## Given request:
Rewrite the entries, replacing "Circle shape" with "Circle" wherever it occurs and leaving everything else unchanged.

__________

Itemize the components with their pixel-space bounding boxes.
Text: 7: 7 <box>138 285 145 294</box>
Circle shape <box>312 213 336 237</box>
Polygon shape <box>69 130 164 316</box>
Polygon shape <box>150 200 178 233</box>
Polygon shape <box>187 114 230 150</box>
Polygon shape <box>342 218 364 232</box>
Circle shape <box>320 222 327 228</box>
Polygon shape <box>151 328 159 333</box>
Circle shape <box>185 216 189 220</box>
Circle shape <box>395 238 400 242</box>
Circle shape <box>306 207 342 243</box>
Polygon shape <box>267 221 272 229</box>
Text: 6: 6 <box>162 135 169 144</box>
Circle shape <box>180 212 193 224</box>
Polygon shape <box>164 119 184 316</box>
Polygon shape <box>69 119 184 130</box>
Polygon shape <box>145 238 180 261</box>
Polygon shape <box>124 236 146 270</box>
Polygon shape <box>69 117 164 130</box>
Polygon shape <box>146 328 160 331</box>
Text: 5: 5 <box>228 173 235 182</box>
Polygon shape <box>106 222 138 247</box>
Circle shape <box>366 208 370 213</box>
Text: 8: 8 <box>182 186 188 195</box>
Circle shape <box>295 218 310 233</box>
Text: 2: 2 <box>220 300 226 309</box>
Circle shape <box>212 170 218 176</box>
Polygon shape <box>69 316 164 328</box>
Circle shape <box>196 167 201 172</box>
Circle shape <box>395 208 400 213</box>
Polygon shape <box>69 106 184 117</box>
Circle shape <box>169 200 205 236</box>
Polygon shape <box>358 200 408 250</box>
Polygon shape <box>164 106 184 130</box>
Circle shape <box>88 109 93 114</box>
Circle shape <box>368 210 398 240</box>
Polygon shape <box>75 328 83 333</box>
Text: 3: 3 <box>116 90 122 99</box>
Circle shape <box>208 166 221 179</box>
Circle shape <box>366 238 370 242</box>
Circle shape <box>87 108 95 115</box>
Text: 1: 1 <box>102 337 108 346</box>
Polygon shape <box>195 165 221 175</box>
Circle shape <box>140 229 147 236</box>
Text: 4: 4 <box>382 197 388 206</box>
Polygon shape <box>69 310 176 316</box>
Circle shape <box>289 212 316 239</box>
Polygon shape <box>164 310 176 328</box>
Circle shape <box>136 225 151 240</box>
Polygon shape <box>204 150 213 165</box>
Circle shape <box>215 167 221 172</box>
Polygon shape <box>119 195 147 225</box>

__________

## Reply to the exercise:
Itemize the components with their pixel-space bounding boxes.
Text: 7: 7 <box>138 285 145 294</box>
Circle <box>312 213 336 237</box>
Polygon shape <box>69 130 164 316</box>
Polygon shape <box>150 200 178 233</box>
Polygon shape <box>187 114 230 150</box>
Polygon shape <box>342 218 364 232</box>
Circle <box>320 222 327 228</box>
Polygon shape <box>151 328 159 333</box>
Circle <box>185 216 189 220</box>
Circle <box>395 238 400 242</box>
Circle <box>306 207 342 243</box>
Polygon shape <box>267 221 272 229</box>
Text: 6: 6 <box>162 135 169 144</box>
Circle <box>180 212 193 224</box>
Polygon shape <box>164 119 184 316</box>
Polygon shape <box>69 119 184 130</box>
Polygon shape <box>145 238 180 261</box>
Polygon shape <box>124 236 146 270</box>
Polygon shape <box>69 117 164 130</box>
Polygon shape <box>146 328 160 331</box>
Text: 5: 5 <box>228 173 235 182</box>
Polygon shape <box>106 222 138 247</box>
Circle <box>366 208 370 213</box>
Text: 8: 8 <box>182 186 188 195</box>
Circle <box>295 218 310 233</box>
Text: 2: 2 <box>220 300 226 309</box>
Circle <box>212 170 218 176</box>
Polygon shape <box>69 316 164 328</box>
Circle <box>196 167 201 172</box>
Circle <box>395 208 400 213</box>
Polygon shape <box>69 106 184 117</box>
Circle <box>169 200 205 236</box>
Polygon shape <box>358 200 408 250</box>
Polygon shape <box>164 106 184 130</box>
Circle <box>88 109 93 114</box>
Circle <box>368 210 398 240</box>
Polygon shape <box>75 328 83 333</box>
Text: 3: 3 <box>116 90 122 99</box>
Circle <box>208 166 221 179</box>
Circle <box>366 238 370 242</box>
Circle <box>87 108 95 115</box>
Text: 1: 1 <box>102 337 108 346</box>
Polygon shape <box>195 165 221 175</box>
Circle <box>140 229 147 236</box>
Text: 4: 4 <box>382 197 388 206</box>
Polygon shape <box>69 310 176 316</box>
Circle <box>289 212 316 239</box>
Polygon shape <box>164 310 176 328</box>
Circle <box>136 225 151 240</box>
Polygon shape <box>204 150 213 165</box>
Circle <box>215 167 221 172</box>
Polygon shape <box>119 195 147 225</box>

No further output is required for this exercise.